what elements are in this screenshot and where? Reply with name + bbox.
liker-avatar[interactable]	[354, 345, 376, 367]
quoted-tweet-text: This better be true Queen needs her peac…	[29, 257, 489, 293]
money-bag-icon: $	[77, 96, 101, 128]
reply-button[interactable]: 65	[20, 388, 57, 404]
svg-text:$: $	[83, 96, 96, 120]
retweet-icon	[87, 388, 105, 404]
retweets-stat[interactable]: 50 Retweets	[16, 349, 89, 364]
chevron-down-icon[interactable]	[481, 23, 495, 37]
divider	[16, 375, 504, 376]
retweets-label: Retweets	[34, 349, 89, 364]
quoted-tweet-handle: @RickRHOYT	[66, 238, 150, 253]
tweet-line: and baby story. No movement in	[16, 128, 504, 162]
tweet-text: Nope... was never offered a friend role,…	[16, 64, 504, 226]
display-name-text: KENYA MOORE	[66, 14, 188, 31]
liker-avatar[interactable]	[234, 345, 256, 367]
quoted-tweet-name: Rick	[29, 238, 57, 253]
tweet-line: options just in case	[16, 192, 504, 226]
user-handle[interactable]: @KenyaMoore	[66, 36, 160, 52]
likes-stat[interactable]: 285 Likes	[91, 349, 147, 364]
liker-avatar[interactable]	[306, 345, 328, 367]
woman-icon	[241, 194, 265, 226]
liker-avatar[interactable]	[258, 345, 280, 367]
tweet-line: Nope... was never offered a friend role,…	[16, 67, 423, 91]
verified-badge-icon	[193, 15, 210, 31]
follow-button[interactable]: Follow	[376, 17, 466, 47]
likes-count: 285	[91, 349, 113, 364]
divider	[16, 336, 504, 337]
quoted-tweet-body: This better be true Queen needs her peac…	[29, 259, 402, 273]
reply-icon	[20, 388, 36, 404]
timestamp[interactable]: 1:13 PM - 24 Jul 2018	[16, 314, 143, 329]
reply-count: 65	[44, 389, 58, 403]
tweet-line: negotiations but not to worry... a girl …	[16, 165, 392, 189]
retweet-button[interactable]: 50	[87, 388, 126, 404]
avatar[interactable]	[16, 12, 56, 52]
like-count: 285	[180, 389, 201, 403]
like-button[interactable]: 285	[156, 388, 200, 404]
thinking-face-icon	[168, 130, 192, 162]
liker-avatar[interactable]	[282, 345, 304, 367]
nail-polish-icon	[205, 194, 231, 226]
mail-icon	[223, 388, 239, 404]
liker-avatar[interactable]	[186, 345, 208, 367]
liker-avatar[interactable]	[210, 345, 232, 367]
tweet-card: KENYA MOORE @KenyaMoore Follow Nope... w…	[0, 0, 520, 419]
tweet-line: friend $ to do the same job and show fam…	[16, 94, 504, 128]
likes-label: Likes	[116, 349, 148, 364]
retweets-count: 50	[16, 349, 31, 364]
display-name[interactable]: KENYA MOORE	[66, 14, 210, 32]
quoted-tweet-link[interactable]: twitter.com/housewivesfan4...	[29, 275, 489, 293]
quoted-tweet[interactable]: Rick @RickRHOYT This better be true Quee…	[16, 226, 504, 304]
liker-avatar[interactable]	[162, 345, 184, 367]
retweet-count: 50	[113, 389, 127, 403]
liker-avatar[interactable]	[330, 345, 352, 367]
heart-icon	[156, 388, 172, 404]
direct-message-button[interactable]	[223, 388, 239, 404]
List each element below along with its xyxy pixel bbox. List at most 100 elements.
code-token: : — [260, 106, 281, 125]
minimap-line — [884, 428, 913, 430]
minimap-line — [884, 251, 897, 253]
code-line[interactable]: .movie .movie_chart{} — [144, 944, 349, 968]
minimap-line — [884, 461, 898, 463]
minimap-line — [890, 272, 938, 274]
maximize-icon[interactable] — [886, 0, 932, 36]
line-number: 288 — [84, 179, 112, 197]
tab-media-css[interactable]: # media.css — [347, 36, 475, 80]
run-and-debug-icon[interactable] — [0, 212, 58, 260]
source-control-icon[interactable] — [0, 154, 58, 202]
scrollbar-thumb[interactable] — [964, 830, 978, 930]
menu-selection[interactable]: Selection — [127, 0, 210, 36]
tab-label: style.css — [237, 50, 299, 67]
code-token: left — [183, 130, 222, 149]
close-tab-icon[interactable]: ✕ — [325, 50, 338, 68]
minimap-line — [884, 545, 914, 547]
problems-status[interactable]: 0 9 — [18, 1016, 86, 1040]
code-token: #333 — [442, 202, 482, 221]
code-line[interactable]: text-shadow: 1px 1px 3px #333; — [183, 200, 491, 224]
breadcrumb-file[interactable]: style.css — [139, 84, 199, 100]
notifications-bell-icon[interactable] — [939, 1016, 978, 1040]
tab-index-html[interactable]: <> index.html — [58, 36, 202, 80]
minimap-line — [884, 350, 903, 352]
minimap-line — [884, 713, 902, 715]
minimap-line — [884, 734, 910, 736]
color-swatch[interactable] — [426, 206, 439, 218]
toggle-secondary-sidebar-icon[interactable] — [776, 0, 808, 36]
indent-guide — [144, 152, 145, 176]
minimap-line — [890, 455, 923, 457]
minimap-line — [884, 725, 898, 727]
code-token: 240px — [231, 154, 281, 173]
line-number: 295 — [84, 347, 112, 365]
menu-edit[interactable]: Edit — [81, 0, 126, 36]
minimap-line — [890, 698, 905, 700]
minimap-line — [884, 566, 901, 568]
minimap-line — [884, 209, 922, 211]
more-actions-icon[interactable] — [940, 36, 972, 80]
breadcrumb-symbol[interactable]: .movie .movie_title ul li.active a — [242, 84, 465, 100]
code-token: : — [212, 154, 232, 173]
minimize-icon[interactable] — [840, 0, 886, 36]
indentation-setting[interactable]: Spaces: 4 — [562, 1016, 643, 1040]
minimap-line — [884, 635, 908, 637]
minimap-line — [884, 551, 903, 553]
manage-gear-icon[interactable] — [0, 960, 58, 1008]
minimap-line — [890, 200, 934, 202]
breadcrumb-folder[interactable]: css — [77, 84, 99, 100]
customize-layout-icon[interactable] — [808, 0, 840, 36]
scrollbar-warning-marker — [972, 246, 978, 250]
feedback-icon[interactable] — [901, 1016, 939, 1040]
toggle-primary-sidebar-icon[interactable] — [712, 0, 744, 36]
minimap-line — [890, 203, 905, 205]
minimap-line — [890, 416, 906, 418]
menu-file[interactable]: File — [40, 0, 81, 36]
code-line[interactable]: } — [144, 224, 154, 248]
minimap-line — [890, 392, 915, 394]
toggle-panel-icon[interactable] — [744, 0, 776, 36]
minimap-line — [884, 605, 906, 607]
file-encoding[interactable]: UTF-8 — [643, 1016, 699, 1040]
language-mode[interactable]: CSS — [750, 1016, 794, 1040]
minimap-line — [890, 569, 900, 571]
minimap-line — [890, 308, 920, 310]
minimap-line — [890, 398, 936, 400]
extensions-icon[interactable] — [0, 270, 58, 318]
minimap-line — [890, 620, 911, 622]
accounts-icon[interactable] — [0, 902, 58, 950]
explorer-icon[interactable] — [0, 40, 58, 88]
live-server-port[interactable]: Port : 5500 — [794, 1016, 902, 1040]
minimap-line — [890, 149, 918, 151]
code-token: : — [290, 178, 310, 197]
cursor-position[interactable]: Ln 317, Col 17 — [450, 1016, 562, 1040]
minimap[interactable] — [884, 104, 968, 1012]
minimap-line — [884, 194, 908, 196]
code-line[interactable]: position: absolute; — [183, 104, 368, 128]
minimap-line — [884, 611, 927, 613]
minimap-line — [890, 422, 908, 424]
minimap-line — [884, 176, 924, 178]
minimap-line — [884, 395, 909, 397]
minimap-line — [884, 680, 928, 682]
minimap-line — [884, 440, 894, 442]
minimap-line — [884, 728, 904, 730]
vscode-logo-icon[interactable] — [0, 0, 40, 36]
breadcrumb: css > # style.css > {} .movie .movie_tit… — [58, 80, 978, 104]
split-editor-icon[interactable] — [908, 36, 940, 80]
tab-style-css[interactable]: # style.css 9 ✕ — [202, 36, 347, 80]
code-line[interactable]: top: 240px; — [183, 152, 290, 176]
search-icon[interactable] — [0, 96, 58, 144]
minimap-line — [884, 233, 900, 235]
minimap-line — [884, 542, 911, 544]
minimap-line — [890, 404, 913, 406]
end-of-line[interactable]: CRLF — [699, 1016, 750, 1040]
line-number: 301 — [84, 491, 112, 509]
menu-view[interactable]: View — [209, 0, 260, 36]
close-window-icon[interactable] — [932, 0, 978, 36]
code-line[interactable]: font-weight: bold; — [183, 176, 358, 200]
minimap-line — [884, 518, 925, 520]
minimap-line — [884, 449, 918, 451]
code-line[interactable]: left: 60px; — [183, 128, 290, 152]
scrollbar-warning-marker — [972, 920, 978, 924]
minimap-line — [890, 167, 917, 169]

What you have to do => Copy out word for word the lines above, from the first line of the records through the line containing "388, 105, 404]".

Result for this task =>
what elements are in this screenshot and where? Reply with name + bbox.
liker-avatar[interactable]	[354, 345, 376, 367]
quoted-tweet-text: This better be true Queen needs her peac…	[29, 257, 489, 293]
money-bag-icon: $	[77, 96, 101, 128]
reply-button[interactable]: 65	[20, 388, 57, 404]
svg-text:$: $	[83, 96, 96, 120]
retweet-icon	[87, 388, 105, 404]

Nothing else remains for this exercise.